* Begin DATA TO PROCESS *

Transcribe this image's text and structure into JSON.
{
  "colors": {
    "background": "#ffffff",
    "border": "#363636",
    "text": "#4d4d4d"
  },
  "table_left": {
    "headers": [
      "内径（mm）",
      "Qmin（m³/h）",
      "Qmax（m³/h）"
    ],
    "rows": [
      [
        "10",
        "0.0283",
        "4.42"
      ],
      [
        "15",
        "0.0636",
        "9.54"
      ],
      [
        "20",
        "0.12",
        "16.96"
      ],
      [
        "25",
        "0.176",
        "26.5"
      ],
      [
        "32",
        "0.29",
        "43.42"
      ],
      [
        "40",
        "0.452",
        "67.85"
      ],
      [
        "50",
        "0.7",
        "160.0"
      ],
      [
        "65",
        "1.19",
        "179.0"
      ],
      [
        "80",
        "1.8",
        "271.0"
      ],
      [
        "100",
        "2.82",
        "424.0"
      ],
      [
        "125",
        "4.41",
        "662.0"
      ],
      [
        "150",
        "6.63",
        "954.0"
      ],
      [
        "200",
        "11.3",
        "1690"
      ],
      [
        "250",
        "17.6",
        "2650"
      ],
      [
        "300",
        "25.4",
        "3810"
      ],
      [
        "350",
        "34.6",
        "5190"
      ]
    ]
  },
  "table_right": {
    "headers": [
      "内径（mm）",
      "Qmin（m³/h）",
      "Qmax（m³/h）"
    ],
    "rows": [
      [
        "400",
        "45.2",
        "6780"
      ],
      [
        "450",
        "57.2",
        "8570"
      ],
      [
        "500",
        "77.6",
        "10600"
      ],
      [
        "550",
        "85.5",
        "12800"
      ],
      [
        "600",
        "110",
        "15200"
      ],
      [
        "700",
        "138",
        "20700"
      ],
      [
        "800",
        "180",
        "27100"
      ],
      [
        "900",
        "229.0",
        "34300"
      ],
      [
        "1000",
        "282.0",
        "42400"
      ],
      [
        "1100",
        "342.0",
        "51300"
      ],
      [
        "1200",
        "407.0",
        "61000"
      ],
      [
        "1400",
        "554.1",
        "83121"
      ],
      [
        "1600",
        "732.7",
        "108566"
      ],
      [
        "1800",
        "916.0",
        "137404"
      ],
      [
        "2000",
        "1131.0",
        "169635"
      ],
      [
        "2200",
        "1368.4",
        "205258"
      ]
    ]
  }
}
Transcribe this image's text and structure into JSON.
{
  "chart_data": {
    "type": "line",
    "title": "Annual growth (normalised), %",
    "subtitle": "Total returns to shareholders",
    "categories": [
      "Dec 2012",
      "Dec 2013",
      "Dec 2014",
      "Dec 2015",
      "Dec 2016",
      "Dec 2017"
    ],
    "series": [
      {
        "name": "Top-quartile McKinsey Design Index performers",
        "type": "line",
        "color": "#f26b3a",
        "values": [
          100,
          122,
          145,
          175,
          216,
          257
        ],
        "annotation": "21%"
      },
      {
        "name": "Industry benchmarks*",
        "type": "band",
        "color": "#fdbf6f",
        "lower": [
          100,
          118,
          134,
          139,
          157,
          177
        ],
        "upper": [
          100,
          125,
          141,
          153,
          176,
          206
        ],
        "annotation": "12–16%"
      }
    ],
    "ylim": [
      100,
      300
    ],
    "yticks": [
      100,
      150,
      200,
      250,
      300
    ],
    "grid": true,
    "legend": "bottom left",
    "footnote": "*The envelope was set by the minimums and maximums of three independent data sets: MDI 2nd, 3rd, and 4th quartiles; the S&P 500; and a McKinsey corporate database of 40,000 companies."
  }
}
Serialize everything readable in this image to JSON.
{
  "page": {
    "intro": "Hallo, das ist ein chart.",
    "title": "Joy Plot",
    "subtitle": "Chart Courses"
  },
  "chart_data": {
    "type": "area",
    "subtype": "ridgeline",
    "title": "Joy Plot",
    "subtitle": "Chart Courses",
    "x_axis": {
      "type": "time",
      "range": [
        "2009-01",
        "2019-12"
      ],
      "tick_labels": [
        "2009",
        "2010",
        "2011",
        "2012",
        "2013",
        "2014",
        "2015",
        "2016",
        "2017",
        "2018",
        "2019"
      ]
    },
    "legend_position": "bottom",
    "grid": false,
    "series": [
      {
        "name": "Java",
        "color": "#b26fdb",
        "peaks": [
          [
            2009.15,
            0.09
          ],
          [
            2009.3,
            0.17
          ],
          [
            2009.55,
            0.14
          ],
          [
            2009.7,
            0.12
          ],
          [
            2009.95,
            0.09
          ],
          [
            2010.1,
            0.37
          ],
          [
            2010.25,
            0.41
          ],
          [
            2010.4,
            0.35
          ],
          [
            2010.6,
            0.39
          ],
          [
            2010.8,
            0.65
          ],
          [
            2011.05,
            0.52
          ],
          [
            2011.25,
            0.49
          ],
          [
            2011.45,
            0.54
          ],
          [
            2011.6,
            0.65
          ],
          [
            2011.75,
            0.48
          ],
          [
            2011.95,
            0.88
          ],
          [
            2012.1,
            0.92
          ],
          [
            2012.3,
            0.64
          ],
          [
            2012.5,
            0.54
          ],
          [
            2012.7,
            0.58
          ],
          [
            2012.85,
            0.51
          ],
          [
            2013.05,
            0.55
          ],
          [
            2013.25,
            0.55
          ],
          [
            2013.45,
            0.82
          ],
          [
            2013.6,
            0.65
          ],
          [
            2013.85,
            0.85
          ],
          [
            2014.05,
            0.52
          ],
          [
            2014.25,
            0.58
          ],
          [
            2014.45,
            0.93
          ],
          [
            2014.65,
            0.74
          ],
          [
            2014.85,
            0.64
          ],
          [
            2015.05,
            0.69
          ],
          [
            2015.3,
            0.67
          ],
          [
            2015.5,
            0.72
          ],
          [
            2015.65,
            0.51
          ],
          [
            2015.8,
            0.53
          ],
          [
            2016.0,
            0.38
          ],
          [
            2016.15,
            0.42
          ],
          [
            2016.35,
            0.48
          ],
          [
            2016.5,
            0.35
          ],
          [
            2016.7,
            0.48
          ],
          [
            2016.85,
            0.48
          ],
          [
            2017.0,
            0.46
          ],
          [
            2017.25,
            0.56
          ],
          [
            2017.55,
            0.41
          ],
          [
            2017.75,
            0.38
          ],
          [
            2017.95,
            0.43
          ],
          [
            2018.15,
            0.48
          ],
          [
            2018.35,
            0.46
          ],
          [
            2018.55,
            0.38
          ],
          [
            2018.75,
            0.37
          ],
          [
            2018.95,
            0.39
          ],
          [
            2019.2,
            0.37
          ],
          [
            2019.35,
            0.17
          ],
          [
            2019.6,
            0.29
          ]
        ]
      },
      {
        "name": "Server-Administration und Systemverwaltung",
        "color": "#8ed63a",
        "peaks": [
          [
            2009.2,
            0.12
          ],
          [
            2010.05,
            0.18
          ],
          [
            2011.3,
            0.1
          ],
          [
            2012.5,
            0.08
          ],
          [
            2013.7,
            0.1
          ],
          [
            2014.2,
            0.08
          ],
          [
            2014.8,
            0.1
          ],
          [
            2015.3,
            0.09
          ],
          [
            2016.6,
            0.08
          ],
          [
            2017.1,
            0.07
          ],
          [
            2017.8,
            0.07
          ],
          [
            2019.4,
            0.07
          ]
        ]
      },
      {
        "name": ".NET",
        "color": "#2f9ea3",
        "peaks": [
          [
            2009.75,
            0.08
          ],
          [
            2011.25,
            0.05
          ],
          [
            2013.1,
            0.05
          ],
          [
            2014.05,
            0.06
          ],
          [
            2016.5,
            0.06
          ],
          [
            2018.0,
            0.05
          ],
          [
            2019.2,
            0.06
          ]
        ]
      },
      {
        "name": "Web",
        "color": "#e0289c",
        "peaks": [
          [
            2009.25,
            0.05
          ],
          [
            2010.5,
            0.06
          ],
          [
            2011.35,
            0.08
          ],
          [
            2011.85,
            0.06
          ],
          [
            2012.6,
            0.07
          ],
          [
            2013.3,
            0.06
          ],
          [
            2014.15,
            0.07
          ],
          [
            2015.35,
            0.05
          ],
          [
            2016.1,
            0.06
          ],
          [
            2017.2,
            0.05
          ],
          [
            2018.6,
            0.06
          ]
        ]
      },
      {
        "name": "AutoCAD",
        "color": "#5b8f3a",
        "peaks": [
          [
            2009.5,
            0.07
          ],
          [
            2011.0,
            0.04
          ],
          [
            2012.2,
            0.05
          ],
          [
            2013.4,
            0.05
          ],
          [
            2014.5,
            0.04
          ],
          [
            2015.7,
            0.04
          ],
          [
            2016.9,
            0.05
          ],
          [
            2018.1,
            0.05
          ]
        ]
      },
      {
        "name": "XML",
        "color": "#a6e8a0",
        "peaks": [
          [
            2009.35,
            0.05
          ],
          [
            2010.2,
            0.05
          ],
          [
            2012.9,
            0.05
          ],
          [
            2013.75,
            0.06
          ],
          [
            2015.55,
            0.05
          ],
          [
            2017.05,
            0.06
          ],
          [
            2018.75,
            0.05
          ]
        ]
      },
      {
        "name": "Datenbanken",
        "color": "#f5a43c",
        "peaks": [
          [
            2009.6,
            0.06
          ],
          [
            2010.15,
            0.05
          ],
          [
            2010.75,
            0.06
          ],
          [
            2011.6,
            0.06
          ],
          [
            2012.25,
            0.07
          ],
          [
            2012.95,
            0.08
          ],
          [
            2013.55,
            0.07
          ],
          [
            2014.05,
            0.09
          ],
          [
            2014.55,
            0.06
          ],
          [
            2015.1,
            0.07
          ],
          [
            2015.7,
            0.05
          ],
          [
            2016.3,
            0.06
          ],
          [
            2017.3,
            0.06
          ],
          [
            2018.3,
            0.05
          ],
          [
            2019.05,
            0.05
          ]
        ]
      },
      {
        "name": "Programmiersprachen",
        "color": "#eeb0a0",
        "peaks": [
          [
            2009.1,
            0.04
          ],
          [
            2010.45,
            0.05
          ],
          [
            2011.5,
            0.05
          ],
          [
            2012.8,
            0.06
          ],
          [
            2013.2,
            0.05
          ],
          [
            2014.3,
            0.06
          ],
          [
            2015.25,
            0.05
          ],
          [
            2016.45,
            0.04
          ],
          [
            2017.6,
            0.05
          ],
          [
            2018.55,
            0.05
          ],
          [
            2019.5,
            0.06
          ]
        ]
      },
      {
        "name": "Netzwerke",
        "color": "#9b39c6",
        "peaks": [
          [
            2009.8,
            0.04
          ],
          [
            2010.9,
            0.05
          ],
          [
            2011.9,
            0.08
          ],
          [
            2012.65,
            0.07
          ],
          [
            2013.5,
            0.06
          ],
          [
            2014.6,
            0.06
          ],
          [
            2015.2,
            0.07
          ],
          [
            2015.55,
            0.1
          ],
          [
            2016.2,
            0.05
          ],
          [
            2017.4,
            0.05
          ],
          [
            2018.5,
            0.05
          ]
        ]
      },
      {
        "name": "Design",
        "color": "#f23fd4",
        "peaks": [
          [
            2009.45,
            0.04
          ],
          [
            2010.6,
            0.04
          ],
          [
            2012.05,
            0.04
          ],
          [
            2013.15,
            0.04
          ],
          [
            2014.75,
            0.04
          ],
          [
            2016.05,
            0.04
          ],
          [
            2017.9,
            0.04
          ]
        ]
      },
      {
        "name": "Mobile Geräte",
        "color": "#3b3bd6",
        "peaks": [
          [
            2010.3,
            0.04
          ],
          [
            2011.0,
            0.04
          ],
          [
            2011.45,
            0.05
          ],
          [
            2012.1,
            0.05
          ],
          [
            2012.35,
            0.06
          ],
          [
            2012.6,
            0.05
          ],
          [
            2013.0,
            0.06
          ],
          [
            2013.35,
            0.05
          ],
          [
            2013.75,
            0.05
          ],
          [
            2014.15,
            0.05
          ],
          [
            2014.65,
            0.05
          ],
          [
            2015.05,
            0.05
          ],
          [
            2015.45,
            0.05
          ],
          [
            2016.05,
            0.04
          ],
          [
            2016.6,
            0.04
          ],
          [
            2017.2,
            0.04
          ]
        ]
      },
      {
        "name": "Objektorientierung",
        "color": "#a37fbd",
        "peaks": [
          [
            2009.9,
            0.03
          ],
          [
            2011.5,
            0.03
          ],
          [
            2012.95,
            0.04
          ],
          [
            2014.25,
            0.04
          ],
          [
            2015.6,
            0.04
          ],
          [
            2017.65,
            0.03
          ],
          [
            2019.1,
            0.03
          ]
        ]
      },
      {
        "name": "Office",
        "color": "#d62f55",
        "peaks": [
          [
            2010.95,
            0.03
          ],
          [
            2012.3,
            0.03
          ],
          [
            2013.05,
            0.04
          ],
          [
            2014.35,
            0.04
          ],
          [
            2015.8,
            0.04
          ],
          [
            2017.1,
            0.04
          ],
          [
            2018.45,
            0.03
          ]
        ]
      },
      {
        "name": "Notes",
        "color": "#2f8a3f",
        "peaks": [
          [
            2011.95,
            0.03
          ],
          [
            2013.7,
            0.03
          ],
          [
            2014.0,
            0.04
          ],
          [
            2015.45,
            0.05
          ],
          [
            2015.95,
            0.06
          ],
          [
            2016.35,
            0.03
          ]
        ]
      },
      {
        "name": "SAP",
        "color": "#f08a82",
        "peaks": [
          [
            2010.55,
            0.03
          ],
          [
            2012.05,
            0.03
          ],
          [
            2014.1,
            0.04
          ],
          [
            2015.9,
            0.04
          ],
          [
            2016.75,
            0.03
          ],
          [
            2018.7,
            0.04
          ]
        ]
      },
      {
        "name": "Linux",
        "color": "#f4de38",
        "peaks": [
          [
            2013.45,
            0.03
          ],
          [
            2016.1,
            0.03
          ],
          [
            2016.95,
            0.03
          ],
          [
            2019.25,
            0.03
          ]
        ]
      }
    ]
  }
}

* End DATA TO PROCESS *

> [SET EXERCISE]: Check every line of the listing for the string "McKinsey" and report how many lines have it, as a number alone.

> [RESULT FOR THIS TASK]: 2